***** Provided data

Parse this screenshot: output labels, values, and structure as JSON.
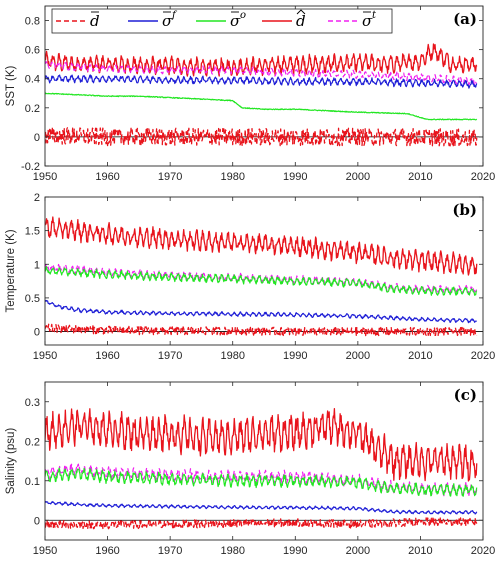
{
  "colors": {
    "d_bar": "#e8141c",
    "sigma_f": "#1f1fd6",
    "sigma_o": "#22e622",
    "d_hat": "#e8141c",
    "sigma_t": "#f020f0",
    "axis": "#262626",
    "zero_line": "#000000"
  },
  "legend": {
    "placement": "top, inside panel (a)",
    "entries": [
      {
        "key": "d_bar",
        "label": "d",
        "accent": "bar",
        "sup": "",
        "style": "dashed"
      },
      {
        "key": "sigma_f",
        "label": "σ",
        "accent": "bar",
        "sup": "f",
        "style": "solid"
      },
      {
        "key": "sigma_o",
        "label": "σ",
        "accent": "bar",
        "sup": "o",
        "style": "solid"
      },
      {
        "key": "d_hat",
        "label": "d",
        "accent": "hat",
        "sup": "",
        "style": "solid"
      },
      {
        "key": "sigma_t",
        "label": "σ",
        "accent": "bar",
        "sup": "t",
        "style": "dashed"
      }
    ]
  },
  "chart_data": [
    {
      "type": "line",
      "panel_label": "(a)",
      "ylabel": "SST (K)",
      "xlim": [
        1950,
        2020
      ],
      "ylim": [
        -0.2,
        0.9
      ],
      "xticks": [
        1950,
        1960,
        1970,
        1980,
        1990,
        2000,
        2010,
        2020
      ],
      "yticks": [
        -0.2,
        0,
        0.2,
        0.4,
        0.6,
        0.8
      ],
      "ytick_labels": [
        "-0.2",
        "0",
        "0.2",
        "0.4",
        "0.6",
        "0.8"
      ],
      "zero_line": true,
      "series": [
        {
          "key": "d_hat",
          "x": [
            1950,
            1955,
            1960,
            1965,
            1970,
            1975,
            1980,
            1985,
            1990,
            1995,
            2000,
            2005,
            2010,
            2012,
            2015,
            2019
          ],
          "y": [
            0.52,
            0.5,
            0.5,
            0.49,
            0.49,
            0.48,
            0.48,
            0.49,
            0.5,
            0.5,
            0.51,
            0.5,
            0.52,
            0.6,
            0.5,
            0.5
          ],
          "amplitude": 0.06
        },
        {
          "key": "sigma_t",
          "x": [
            1950,
            1955,
            1960,
            1970,
            1980,
            1990,
            2000,
            2010,
            2019
          ],
          "y": [
            0.5,
            0.48,
            0.47,
            0.46,
            0.46,
            0.44,
            0.43,
            0.41,
            0.38
          ],
          "amplitude": 0.025
        },
        {
          "key": "sigma_f",
          "x": [
            1950,
            1960,
            1970,
            1980,
            1990,
            2000,
            2010,
            2019
          ],
          "y": [
            0.4,
            0.4,
            0.39,
            0.39,
            0.38,
            0.38,
            0.37,
            0.36
          ],
          "amplitude": 0.025
        },
        {
          "key": "sigma_o",
          "x": [
            1950,
            1955,
            1960,
            1965,
            1970,
            1975,
            1980,
            1981.5,
            1985,
            1990,
            1995,
            2000,
            2008,
            2011,
            2019
          ],
          "y": [
            0.3,
            0.29,
            0.28,
            0.28,
            0.27,
            0.26,
            0.25,
            0.2,
            0.19,
            0.19,
            0.18,
            0.17,
            0.16,
            0.12,
            0.12
          ],
          "amplitude": 0.006
        },
        {
          "key": "d_bar",
          "x": [
            1950,
            1960,
            1970,
            1980,
            1990,
            2000,
            2010,
            2019
          ],
          "y": [
            0.01,
            0.0,
            0.0,
            0.0,
            0.0,
            0.0,
            0.0,
            -0.01
          ],
          "amplitude": 0.06
        }
      ]
    },
    {
      "type": "line",
      "panel_label": "(b)",
      "ylabel": "Temperature (K)",
      "xlim": [
        1950,
        2020
      ],
      "ylim": [
        -0.2,
        2.0
      ],
      "xticks": [
        1950,
        1960,
        1970,
        1980,
        1990,
        2000,
        2010,
        2020
      ],
      "yticks": [
        0,
        0.5,
        1,
        1.5,
        2
      ],
      "ytick_labels": [
        "0",
        "0.5",
        "1",
        "1.5",
        "2"
      ],
      "zero_line": true,
      "series": [
        {
          "key": "d_hat",
          "x": [
            1950,
            1955,
            1960,
            1965,
            1970,
            1975,
            1980,
            1985,
            1990,
            1995,
            2000,
            2005,
            2010,
            2015,
            2019
          ],
          "y": [
            1.55,
            1.5,
            1.45,
            1.4,
            1.38,
            1.35,
            1.32,
            1.3,
            1.27,
            1.22,
            1.18,
            1.1,
            1.05,
            1.02,
            0.98
          ],
          "amplitude": 0.15
        },
        {
          "key": "sigma_t",
          "x": [
            1950,
            1955,
            1960,
            1970,
            1980,
            1990,
            2000,
            2005,
            2010,
            2019
          ],
          "y": [
            0.95,
            0.92,
            0.88,
            0.84,
            0.8,
            0.77,
            0.74,
            0.66,
            0.63,
            0.62
          ],
          "amplitude": 0.06
        },
        {
          "key": "sigma_o",
          "x": [
            1950,
            1955,
            1960,
            1970,
            1980,
            1990,
            2000,
            2005,
            2010,
            2019
          ],
          "y": [
            0.9,
            0.88,
            0.85,
            0.81,
            0.78,
            0.75,
            0.72,
            0.64,
            0.61,
            0.6
          ],
          "amplitude": 0.06
        },
        {
          "key": "sigma_f",
          "x": [
            1950,
            1952,
            1955,
            1960,
            1970,
            1980,
            1990,
            2000,
            2010,
            2019
          ],
          "y": [
            0.45,
            0.38,
            0.32,
            0.29,
            0.27,
            0.26,
            0.25,
            0.23,
            0.18,
            0.16
          ],
          "amplitude": 0.03
        },
        {
          "key": "d_bar",
          "x": [
            1950,
            1960,
            1970,
            1980,
            1990,
            2000,
            2010,
            2019
          ],
          "y": [
            0.05,
            0.02,
            0.01,
            0.01,
            0.0,
            0.0,
            0.0,
            0.0
          ],
          "amplitude": 0.06
        }
      ]
    },
    {
      "type": "line",
      "panel_label": "(c)",
      "ylabel": "Salinity (psu)",
      "xlim": [
        1950,
        2020
      ],
      "ylim": [
        -0.05,
        0.35
      ],
      "xticks": [
        1950,
        1960,
        1970,
        1980,
        1990,
        2000,
        2010,
        2020
      ],
      "yticks": [
        0,
        0.1,
        0.2,
        0.3
      ],
      "ytick_labels": [
        "0",
        "0.1",
        "0.2",
        "0.3"
      ],
      "zero_line": true,
      "series": [
        {
          "key": "d_hat",
          "x": [
            1950,
            1955,
            1960,
            1965,
            1970,
            1975,
            1980,
            1985,
            1990,
            1995,
            2000,
            2003,
            2006,
            2010,
            2015,
            2019
          ],
          "y": [
            0.22,
            0.24,
            0.23,
            0.22,
            0.22,
            0.21,
            0.21,
            0.22,
            0.22,
            0.24,
            0.22,
            0.18,
            0.15,
            0.15,
            0.15,
            0.145
          ],
          "amplitude": 0.045
        },
        {
          "key": "sigma_t",
          "x": [
            1950,
            1955,
            1960,
            1970,
            1980,
            1990,
            2000,
            2005,
            2010,
            2019
          ],
          "y": [
            0.12,
            0.13,
            0.12,
            0.115,
            0.11,
            0.11,
            0.1,
            0.085,
            0.08,
            0.078
          ],
          "amplitude": 0.015
        },
        {
          "key": "sigma_o",
          "x": [
            1950,
            1955,
            1960,
            1970,
            1980,
            1990,
            2000,
            2005,
            2010,
            2019
          ],
          "y": [
            0.11,
            0.12,
            0.11,
            0.105,
            0.1,
            0.1,
            0.095,
            0.082,
            0.078,
            0.076
          ],
          "amplitude": 0.015
        },
        {
          "key": "sigma_f",
          "x": [
            1950,
            1955,
            1960,
            1970,
            1980,
            1990,
            2000,
            2005,
            2010,
            2019
          ],
          "y": [
            0.045,
            0.04,
            0.037,
            0.035,
            0.033,
            0.032,
            0.03,
            0.022,
            0.02,
            0.02
          ],
          "amplitude": 0.004
        },
        {
          "key": "d_bar",
          "x": [
            1950,
            1960,
            1970,
            1980,
            1990,
            2000,
            2010,
            2019
          ],
          "y": [
            -0.01,
            -0.012,
            -0.01,
            -0.008,
            -0.006,
            -0.01,
            -0.004,
            -0.004
          ],
          "amplitude": 0.01
        }
      ]
    }
  ]
}
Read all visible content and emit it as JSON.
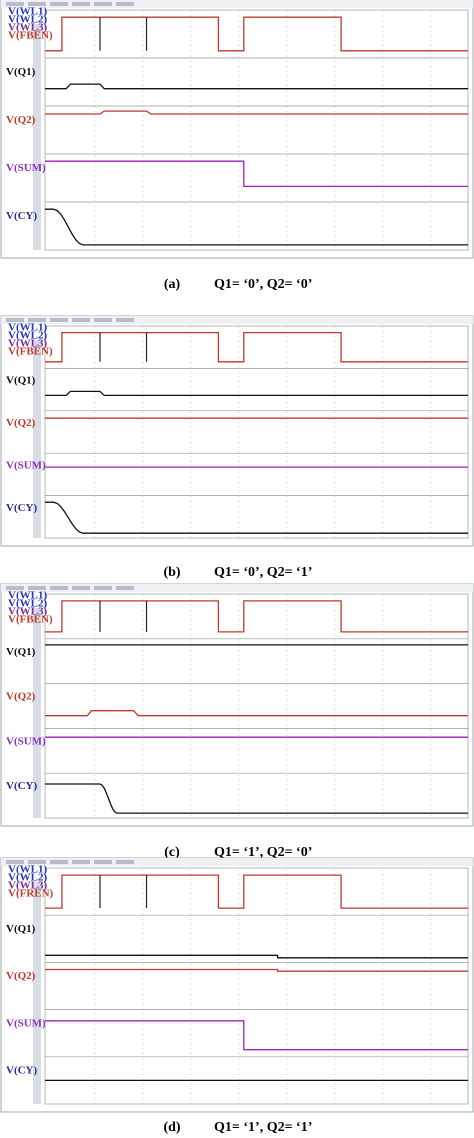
{
  "panels": [
    {
      "signals": [
        "V(WL1)",
        "V(WL2)",
        "V(WL3)",
        "V(FBEN)",
        "V(Q1)",
        "V(Q2)",
        "V(SUM)",
        "V(CY)"
      ],
      "caption": {
        "label": "(a)",
        "text": "Q1= ‘0’, Q2= ‘0’"
      }
    },
    {
      "signals": [
        "V(WL1)",
        "V(WL2)",
        "V(WL3)",
        "V(FBEN)",
        "V(Q1)",
        "V(Q2)",
        "V(SUM)",
        "V(CY)"
      ],
      "caption": {
        "label": "(b)",
        "text": "Q1= ‘0’, Q2= ‘1’"
      }
    },
    {
      "signals": [
        "V(WL1)",
        "V(WL2)",
        "V(WL3)",
        "V(FBEN)",
        "V(Q1)",
        "V(Q2)",
        "V(SUM)",
        "V(CY)"
      ],
      "caption": {
        "label": "(c)",
        "text": "Q1= ‘1’, Q2= ‘0’"
      }
    },
    {
      "signals": [
        "V(WL1)",
        "V(WL2)",
        "V(WL3)",
        "V(FREN)",
        "V(Q1)",
        "V(Q2)",
        "V(SUM)",
        "V(CY)"
      ],
      "caption": {
        "label": "(d)",
        "text": "Q1= ‘1’, Q2= ‘1’"
      }
    }
  ]
}
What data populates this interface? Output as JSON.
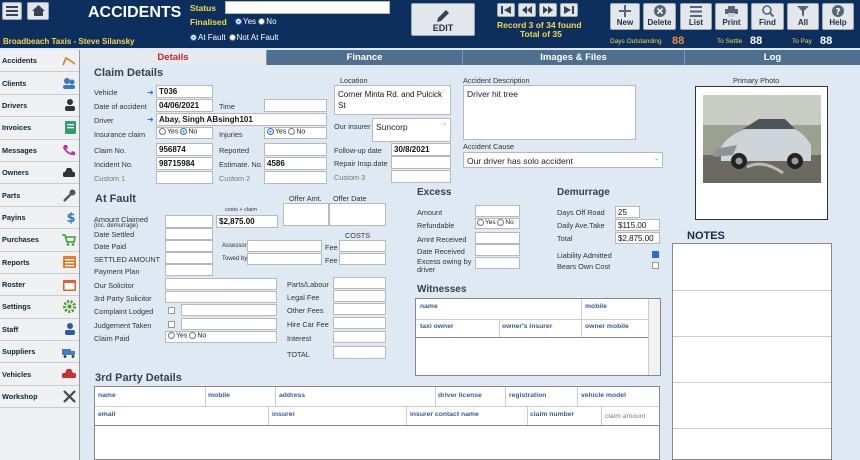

**********

Directions: Find all lines with "ylabel" in them and copy each one.

Solution to this problem:
      "ylabel": "SST (K)",
      "ylabel": "Temperature (K)",
      "ylabel": "Salinity (psu)",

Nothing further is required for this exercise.